TASK: Copy the lines holding the word "color", all of them.

MATERIAL SHOWN:
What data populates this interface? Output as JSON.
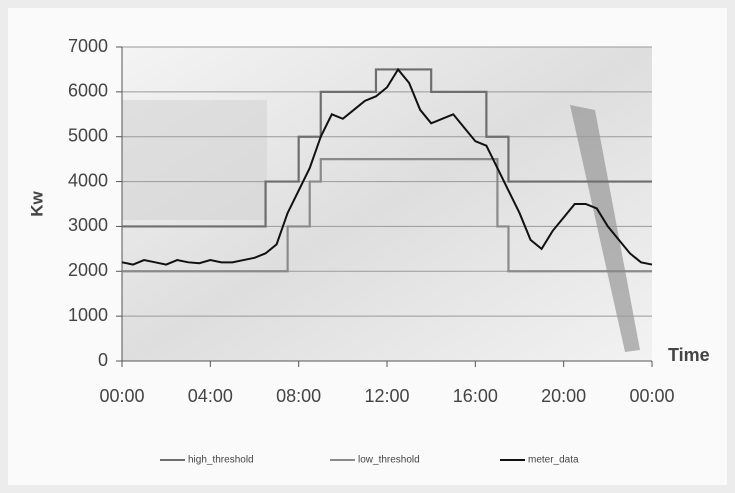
{
  "chart_data": {
    "type": "line",
    "x_label": "Time",
    "y_label": "Kw",
    "x": [
      0,
      0.5,
      1,
      1.5,
      2,
      2.5,
      3,
      3.5,
      4,
      4.5,
      5,
      5.5,
      6,
      6.5,
      7,
      7.5,
      8,
      8.5,
      9,
      9.5,
      10,
      10.5,
      11,
      11.5,
      12,
      12.5,
      13,
      13.5,
      14,
      14.5,
      15,
      15.5,
      16,
      16.5,
      17,
      17.5,
      18,
      18.5,
      19,
      19.5,
      20,
      20.5,
      21,
      21.5,
      22,
      22.5,
      23,
      23.5,
      24
    ],
    "xlim": [
      0,
      24
    ],
    "xticks": [
      {
        "value": 0,
        "label": "00:00"
      },
      {
        "value": 4,
        "label": "04:00"
      },
      {
        "value": 8,
        "label": "08:00"
      },
      {
        "value": 12,
        "label": "12:00"
      },
      {
        "value": 16,
        "label": "16:00"
      },
      {
        "value": 20,
        "label": "20:00"
      },
      {
        "value": 24,
        "label": "00:00"
      }
    ],
    "ylim": [
      0,
      7000
    ],
    "yticks": [
      0,
      1000,
      2000,
      3000,
      4000,
      5000,
      6000,
      7000
    ],
    "grid": true,
    "legend": "bottom",
    "series": [
      {
        "name": "high_threshold",
        "color": "#6e6e6e",
        "step": true,
        "values": [
          3000,
          3000,
          3000,
          3000,
          3000,
          3000,
          3000,
          3000,
          3000,
          3000,
          3000,
          3000,
          3000,
          4000,
          4000,
          4000,
          5000,
          5000,
          6000,
          6000,
          6000,
          6000,
          6000,
          6500,
          6500,
          6500,
          6500,
          6500,
          6000,
          6000,
          6000,
          6000,
          6000,
          5000,
          5000,
          4000,
          4000,
          4000,
          4000,
          4000,
          4000,
          4000,
          4000,
          4000,
          4000,
          4000,
          4000,
          4000,
          4000
        ]
      },
      {
        "name": "low_threshold",
        "color": "#8a8a8a",
        "step": true,
        "values": [
          2000,
          2000,
          2000,
          2000,
          2000,
          2000,
          2000,
          2000,
          2000,
          2000,
          2000,
          2000,
          2000,
          2000,
          2000,
          3000,
          3000,
          4000,
          4500,
          4500,
          4500,
          4500,
          4500,
          4500,
          4500,
          4500,
          4500,
          4500,
          4500,
          4500,
          4500,
          4500,
          4500,
          4500,
          3000,
          2000,
          2000,
          2000,
          2000,
          2000,
          2000,
          2000,
          2000,
          2000,
          2000,
          2000,
          2000,
          2000,
          2000
        ]
      },
      {
        "name": "meter_data",
        "color": "#111111",
        "step": false,
        "values": [
          2200,
          2150,
          2250,
          2200,
          2150,
          2250,
          2200,
          2180,
          2250,
          2200,
          2200,
          2250,
          2300,
          2400,
          2600,
          3300,
          3800,
          4300,
          5000,
          5500,
          5400,
          5600,
          5800,
          5900,
          6100,
          6500,
          6200,
          5600,
          5300,
          5400,
          5500,
          5200,
          4900,
          4800,
          4300,
          3800,
          3300,
          2700,
          2500,
          2900,
          3200,
          3500,
          3500,
          3400,
          3000,
          2700,
          2400,
          2200,
          2150
        ]
      }
    ]
  }
}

SOLUTION FOR THIS TASK:
        "color": "#6e6e6e",
        "color": "#8a8a8a",
        "color": "#111111",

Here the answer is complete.